--- RECORDS SHOWN ---

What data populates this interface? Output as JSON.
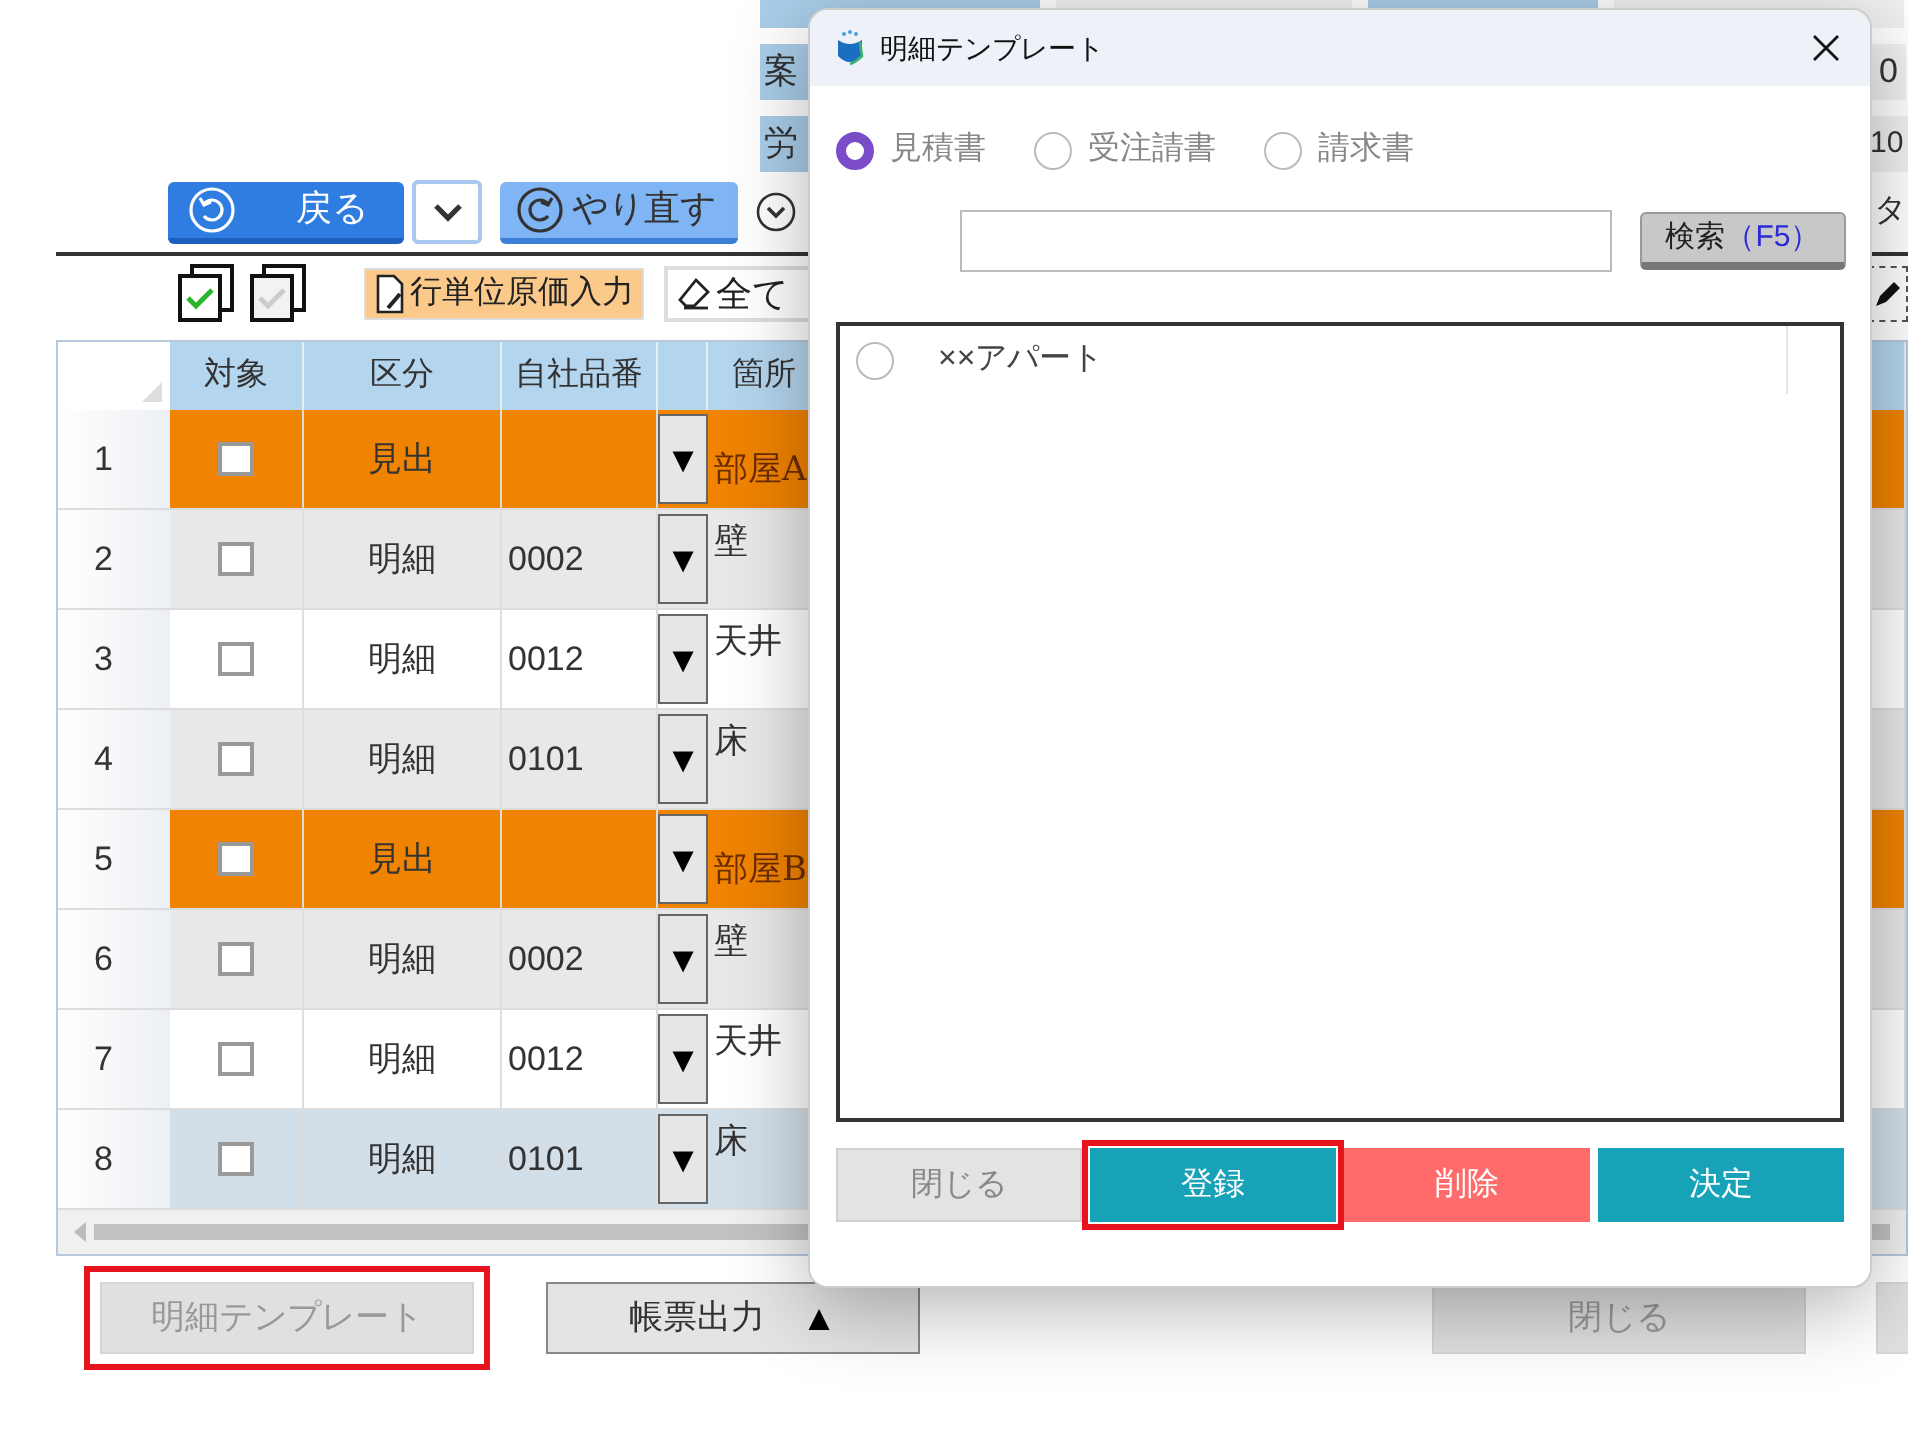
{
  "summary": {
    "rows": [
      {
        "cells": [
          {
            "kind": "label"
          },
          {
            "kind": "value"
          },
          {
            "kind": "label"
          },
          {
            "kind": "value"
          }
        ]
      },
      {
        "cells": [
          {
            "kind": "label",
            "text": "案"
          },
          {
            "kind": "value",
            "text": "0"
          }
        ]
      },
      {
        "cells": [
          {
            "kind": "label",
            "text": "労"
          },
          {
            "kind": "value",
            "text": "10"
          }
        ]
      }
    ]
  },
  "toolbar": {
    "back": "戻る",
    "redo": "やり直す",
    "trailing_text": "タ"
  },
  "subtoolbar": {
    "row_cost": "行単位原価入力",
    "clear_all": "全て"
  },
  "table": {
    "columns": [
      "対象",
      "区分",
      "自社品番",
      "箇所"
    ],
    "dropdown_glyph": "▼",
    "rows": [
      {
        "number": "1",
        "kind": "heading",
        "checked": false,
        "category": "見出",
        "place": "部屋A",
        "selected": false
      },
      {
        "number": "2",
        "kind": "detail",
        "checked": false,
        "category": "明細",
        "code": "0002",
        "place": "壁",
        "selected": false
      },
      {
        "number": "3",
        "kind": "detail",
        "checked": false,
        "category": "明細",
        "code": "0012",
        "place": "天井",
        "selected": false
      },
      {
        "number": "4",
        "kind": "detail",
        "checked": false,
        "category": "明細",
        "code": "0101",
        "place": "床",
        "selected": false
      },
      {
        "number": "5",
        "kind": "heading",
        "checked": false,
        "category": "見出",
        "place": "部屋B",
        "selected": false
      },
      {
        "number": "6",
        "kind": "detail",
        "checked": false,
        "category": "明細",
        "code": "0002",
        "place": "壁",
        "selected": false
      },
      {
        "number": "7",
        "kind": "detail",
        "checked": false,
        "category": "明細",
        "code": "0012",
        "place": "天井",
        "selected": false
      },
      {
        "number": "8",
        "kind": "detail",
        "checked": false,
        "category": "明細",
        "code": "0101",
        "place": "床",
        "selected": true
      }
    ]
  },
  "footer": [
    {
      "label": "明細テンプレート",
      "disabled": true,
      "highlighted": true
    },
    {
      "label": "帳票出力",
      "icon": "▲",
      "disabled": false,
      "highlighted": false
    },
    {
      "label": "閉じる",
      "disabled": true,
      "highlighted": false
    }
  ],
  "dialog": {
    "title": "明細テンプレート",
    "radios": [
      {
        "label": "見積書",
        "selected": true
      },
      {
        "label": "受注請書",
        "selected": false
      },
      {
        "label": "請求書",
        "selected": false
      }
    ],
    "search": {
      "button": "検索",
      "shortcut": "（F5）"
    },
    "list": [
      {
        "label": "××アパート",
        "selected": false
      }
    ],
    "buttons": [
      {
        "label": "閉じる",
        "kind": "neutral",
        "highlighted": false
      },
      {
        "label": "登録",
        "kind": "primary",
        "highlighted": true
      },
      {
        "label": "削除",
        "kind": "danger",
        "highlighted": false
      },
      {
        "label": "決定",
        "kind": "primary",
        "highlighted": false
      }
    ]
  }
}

---

**EXERCISE GOAL**.
Copy the listing exactly. Any image in it stays out of the copy.

**THE REPLY**.
What data populates this interface? Output as JSON.
{
  "summary": {
    "rows": [
      {
        "cells": [
          {
            "kind": "label"
          },
          {
            "kind": "value"
          },
          {
            "kind": "label"
          },
          {
            "kind": "value"
          }
        ]
      },
      {
        "cells": [
          {
            "kind": "label",
            "text": "案"
          },
          {
            "kind": "value",
            "text": "0"
          }
        ]
      },
      {
        "cells": [
          {
            "kind": "label",
            "text": "労"
          },
          {
            "kind": "value",
            "text": "10"
          }
        ]
      }
    ]
  },
  "toolbar": {
    "back": "戻る",
    "redo": "やり直す",
    "trailing_text": "タ"
  },
  "subtoolbar": {
    "row_cost": "行単位原価入力",
    "clear_all": "全て"
  },
  "table": {
    "columns": [
      "対象",
      "区分",
      "自社品番",
      "箇所"
    ],
    "dropdown_glyph": "▼",
    "rows": [
      {
        "number": "1",
        "kind": "heading",
        "checked": false,
        "category": "見出",
        "place": "部屋A",
        "selected": false
      },
      {
        "number": "2",
        "kind": "detail",
        "checked": false,
        "category": "明細",
        "code": "0002",
        "place": "壁",
        "selected": false
      },
      {
        "number": "3",
        "kind": "detail",
        "checked": false,
        "category": "明細",
        "code": "0012",
        "place": "天井",
        "selected": false
      },
      {
        "number": "4",
        "kind": "detail",
        "checked": false,
        "category": "明細",
        "code": "0101",
        "place": "床",
        "selected": false
      },
      {
        "number": "5",
        "kind": "heading",
        "checked": false,
        "category": "見出",
        "place": "部屋B",
        "selected": false
      },
      {
        "number": "6",
        "kind": "detail",
        "checked": false,
        "category": "明細",
        "code": "0002",
        "place": "壁",
        "selected": false
      },
      {
        "number": "7",
        "kind": "detail",
        "checked": false,
        "category": "明細",
        "code": "0012",
        "place": "天井",
        "selected": false
      },
      {
        "number": "8",
        "kind": "detail",
        "checked": false,
        "category": "明細",
        "code": "0101",
        "place": "床",
        "selected": true
      }
    ]
  },
  "footer": [
    {
      "label": "明細テンプレート",
      "disabled": true,
      "highlighted": true
    },
    {
      "label": "帳票出力",
      "icon": "▲",
      "disabled": false,
      "highlighted": false
    },
    {
      "label": "閉じる",
      "disabled": true,
      "highlighted": false
    }
  ],
  "dialog": {
    "title": "明細テンプレート",
    "radios": [
      {
        "label": "見積書",
        "selected": true
      },
      {
        "label": "受注請書",
        "selected": false
      },
      {
        "label": "請求書",
        "selected": false
      }
    ],
    "search": {
      "button": "検索",
      "shortcut": "（F5）"
    },
    "list": [
      {
        "label": "××アパート",
        "selected": false
      }
    ],
    "buttons": [
      {
        "label": "閉じる",
        "kind": "neutral",
        "highlighted": false
      },
      {
        "label": "登録",
        "kind": "primary",
        "highlighted": true
      },
      {
        "label": "削除",
        "kind": "danger",
        "highlighted": false
      },
      {
        "label": "決定",
        "kind": "primary",
        "highlighted": false
      }
    ]
  }
}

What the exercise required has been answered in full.